_Your task_
Can you give every line of the items below as a JSON list of strings, one string per line, with blank lines left out?

_Task data_

──────

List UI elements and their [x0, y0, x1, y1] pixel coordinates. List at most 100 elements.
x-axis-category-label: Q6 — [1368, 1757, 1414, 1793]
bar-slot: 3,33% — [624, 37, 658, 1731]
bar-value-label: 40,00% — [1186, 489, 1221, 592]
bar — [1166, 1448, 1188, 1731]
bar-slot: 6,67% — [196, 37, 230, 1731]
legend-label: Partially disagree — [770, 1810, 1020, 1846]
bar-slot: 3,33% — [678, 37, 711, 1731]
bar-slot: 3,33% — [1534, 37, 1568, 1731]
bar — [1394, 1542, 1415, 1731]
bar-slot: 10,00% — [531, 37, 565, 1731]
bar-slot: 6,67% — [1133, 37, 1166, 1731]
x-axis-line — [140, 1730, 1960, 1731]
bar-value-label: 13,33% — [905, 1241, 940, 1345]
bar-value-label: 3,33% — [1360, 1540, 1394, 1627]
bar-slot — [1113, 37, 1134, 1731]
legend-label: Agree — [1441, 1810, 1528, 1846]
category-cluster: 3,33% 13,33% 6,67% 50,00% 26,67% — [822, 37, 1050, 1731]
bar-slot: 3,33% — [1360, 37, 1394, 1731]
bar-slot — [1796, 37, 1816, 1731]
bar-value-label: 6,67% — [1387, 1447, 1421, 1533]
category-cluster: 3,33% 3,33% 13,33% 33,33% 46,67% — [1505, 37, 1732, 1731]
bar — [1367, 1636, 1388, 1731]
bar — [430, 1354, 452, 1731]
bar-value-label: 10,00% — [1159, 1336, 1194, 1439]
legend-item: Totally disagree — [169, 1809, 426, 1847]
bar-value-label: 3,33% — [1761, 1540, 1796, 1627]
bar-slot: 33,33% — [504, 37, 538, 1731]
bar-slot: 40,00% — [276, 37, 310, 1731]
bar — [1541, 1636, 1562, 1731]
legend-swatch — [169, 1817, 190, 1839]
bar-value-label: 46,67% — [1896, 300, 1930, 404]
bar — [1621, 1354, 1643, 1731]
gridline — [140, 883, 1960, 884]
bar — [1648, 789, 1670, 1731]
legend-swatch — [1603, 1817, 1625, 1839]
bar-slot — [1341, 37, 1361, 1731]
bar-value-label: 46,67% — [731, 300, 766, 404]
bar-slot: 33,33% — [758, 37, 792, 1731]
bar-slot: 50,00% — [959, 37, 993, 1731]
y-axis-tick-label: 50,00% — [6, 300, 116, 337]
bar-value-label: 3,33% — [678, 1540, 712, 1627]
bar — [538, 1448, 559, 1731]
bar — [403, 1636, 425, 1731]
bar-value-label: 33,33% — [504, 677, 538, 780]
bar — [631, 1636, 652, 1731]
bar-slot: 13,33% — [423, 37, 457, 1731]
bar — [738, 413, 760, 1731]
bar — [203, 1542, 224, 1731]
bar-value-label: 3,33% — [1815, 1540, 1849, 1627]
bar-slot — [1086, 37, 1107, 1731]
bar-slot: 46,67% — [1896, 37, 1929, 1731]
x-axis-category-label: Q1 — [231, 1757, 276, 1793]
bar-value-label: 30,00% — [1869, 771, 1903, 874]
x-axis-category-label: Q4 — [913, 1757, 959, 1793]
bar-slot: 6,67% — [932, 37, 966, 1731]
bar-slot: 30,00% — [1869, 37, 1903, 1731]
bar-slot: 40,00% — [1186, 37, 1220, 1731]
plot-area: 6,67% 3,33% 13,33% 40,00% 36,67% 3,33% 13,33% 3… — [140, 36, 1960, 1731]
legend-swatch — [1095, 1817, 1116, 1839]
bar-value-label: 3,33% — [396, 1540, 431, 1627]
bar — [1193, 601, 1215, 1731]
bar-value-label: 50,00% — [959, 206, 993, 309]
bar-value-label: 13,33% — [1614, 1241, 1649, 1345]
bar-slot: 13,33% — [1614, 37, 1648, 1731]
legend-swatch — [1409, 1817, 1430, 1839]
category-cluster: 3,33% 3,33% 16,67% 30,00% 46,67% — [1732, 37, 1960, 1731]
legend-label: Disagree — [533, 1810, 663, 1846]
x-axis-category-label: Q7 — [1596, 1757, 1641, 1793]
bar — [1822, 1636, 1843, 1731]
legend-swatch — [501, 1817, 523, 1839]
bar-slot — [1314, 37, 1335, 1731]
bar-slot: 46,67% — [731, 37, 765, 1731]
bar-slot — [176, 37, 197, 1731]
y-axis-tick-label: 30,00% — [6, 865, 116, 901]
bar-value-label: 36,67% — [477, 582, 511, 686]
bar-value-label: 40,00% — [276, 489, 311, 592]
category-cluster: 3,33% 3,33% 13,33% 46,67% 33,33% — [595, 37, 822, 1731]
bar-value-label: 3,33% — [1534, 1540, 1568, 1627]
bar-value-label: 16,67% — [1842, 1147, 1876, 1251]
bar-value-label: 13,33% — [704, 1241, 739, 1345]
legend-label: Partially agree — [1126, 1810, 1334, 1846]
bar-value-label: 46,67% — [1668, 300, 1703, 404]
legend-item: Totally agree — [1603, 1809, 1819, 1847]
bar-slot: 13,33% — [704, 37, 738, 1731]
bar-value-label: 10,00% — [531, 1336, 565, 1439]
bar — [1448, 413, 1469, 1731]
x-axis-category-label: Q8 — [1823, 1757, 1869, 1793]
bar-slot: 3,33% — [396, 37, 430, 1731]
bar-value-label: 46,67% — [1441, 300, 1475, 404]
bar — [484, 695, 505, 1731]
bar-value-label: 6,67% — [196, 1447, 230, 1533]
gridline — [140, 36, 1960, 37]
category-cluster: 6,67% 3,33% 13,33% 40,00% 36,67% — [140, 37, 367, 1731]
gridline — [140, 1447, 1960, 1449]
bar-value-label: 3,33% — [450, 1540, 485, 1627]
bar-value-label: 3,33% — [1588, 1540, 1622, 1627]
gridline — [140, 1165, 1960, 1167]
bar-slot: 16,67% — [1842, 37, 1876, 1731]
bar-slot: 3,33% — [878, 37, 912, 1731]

──────

_Answer to the exercise_
[
  "List UI elements and their [x0, y0, x1, y1] pixel coordinates. List at most 100 elements.",
  "x-axis-category-label: Q6 — [1368, 1757, 1414, 1793]",
  "bar-slot: 3,33% — [624, 37, 658, 1731]",
  "bar-value-label: 40,00% — [1186, 489, 1221, 592]",
  "bar — [1166, 1448, 1188, 1731]",
  "bar-slot: 6,67% — [196, 37, 230, 1731]",
  "legend-label: Partially disagree — [770, 1810, 1020, 1846]",
  "bar-slot: 3,33% — [678, 37, 711, 1731]",
  "bar-slot: 3,33% — [1534, 37, 1568, 1731]",
  "bar — [1394, 1542, 1415, 1731]",
  "bar-slot: 10,00% — [531, 37, 565, 1731]",
  "bar-slot: 6,67% — [1133, 37, 1166, 1731]",
  "x-axis-line — [140, 1730, 1960, 1731]",
  "bar-value-label: 13,33% — [905, 1241, 940, 1345]",
  "bar-value-label: 3,33% — [1360, 1540, 1394, 1627]",
  "bar-slot — [1113, 37, 1134, 1731]",
  "legend-label: Agree — [1441, 1810, 1528, 1846]",
  "category-cluster: 3,33% 13,33% 6,67% 50,00% 26,67% — [822, 37, 1050, 1731]",
  "bar-slot: 3,33% — [1360, 37, 1394, 1731]",
  "bar-slot — [1796, 37, 1816, 1731]",
  "bar-value-label: 6,67% — [1387, 1447, 1421, 1533]",
  "category-cluster: 3,33% 3,33% 13,33% 33,33% 46,67% — [1505, 37, 1732, 1731]",
  "bar — [1367, 1636, 1388, 1731]",
  "bar — [430, 1354, 452, 1731]",
  "bar-value-label: 10,00% — [1159, 1336, 1194, 1439]",
  "legend-item: Totally disagree — [169, 1809, 426, 1847]",
  "bar-value-label: 3,33% — [1761, 1540, 1796, 1627]",
  "bar-slot: 33,33% — [504, 37, 538, 1731]",
  "bar-slot: 40,00% — [276, 37, 310, 1731]",
  "bar — [1541, 1636, 1562, 1731]",
  "legend-swatch — [169, 1817, 190, 1839]",
  "bar-value-label: 46,67% — [1896, 300, 1930, 404]",
  "bar — [1621, 1354, 1643, 1731]",
  "gridline — [140, 883, 1960, 884]",
  "bar — [1648, 789, 1670, 1731]",
  "legend-swatch — [1603, 1817, 1625, 1839]",
  "bar-slot — [1341, 37, 1361, 1731]",
  "bar-value-label: 46,67% — [731, 300, 766, 404]",
  "bar-slot: 33,33% — [758, 37, 792, 1731]",
  "bar-slot: 50,00% — [959, 37, 993, 1731]",
  "y-axis-tick-label: 50,00% — [6, 300, 116, 337]",
  "bar-value-label: 3,33% — [678, 1540, 712, 1627]",
  "bar — [538, 1448, 559, 1731]",
  "bar — [403, 1636, 425, 1731]",
  "bar-value-label: 33,33% — [504, 677, 538, 780]",
  "bar — [631, 1636, 652, 1731]",
  "bar-slot: 13,33% — [423, 37, 457, 1731]",
  "bar — [738, 413, 760, 1731]",
  "bar — [203, 1542, 224, 1731]",
  "bar-value-label: 3,33% — [1815, 1540, 1849, 1627]",
  "bar-slot — [1086, 37, 1107, 1731]",
  "bar-slot: 46,67% — [1896, 37, 1929, 1731]",
  "x-axis-category-label: Q1 — [231, 1757, 276, 1793]",
  "bar-value-label: 30,00% — [1869, 771, 1903, 874]",
  "x-axis-category-label: Q4 — [913, 1757, 959, 1793]",
  "bar-slot: 6,67% — [932, 37, 966, 1731]",
  "bar-slot: 30,00% — [1869, 37, 1903, 1731]",
  "bar-slot: 40,00% — [1186, 37, 1220, 1731]",
  "plot-area: 6,67% 3,33% 13,33% 40,00% 36,67% 3,33% 13,33% 3… — [140, 36, 1960, 1731]",
  "legend-swatch — [1095, 1817, 1116, 1839]",
  "bar-value-label: 3,33% — [396, 1540, 431, 1627]",
  "bar — [1193, 601, 1215, 1731]",
  "bar-value-label: 50,00% — [959, 206, 993, 309]",
  "bar-value-label: 13,33% — [1614, 1241, 1649, 1345]",
  "bar-slot: 13,33% — [1614, 37, 1648, 1731]",
  "legend-swatch — [1409, 1817, 1430, 1839]",
  "category-cluster: 3,33% 3,33% 16,67% 30,00% 46,67% — [1732, 37, 1960, 1731]",
  "legend-label: Disagree — [533, 1810, 663, 1846]",
  "x-axis-category-label: Q7 — [1596, 1757, 1641, 1793]",
  "bar — [1822, 1636, 1843, 1731]",
  "legend-swatch — [501, 1817, 523, 1839]",
  "bar-slot — [1314, 37, 1335, 1731]",
  "bar-slot: 46,67% — [731, 37, 765, 1731]",
  "bar-slot — [176, 37, 197, 1731]",
  "y-axis-tick-label: 30,00% — [6, 865, 116, 901]",
  "bar-value-label: 36,67% — [477, 582, 511, 686]",
  "bar-value-label: 40,00% — [276, 489, 311, 592]",
  "category-cluster: 3,33% 3,33% 13,33% 46,67% 33,33% — [595, 37, 822, 1731]",
  "bar-value-label: 3,33% — [1534, 1540, 1568, 1627]",
  "bar-value-label: 16,67% — [1842, 1147, 1876, 1251]",
  "bar-value-label: 13,33% — [704, 1241, 739, 1345]",
  "legend-label: Partially agree — [1126, 1810, 1334, 1846]",
  "bar-value-label: 46,67% — [1668, 300, 1703, 404]",
  "legend-item: Totally agree — [1603, 1809, 1819, 1847]",
  "bar-slot: 13,33% — [704, 37, 738, 1731]",
  "bar-value-label: 10,00% — [531, 1336, 565, 1439]",
  "bar — [1448, 413, 1469, 1731]",
  "x-axis-category-label: Q8 — [1823, 1757, 1869, 1793]",
  "bar-slot: 3,33% — [396, 37, 430, 1731]",
  "bar-value-label: 46,67% — [1441, 300, 1475, 404]",
  "bar — [484, 695, 505, 1731]",
  "bar-value-label: 6,67% — [196, 1447, 230, 1533]",
  "gridline — [140, 36, 1960, 37]",
  "category-cluster: 6,67% 3,33% 13,33% 40,00% 36,67% — [140, 37, 367, 1731]",
  "gridline — [140, 1447, 1960, 1449]",
  "bar-value-label: 3,33% — [450, 1540, 485, 1627]",
  "bar-value-label: 3,33% — [1588, 1540, 1622, 1627]",
  "gridline — [140, 1165, 1960, 1167]",
  "bar-slot: 16,67% — [1842, 37, 1876, 1731]",
  "bar-slot: 3,33% — [878, 37, 912, 1731]"
]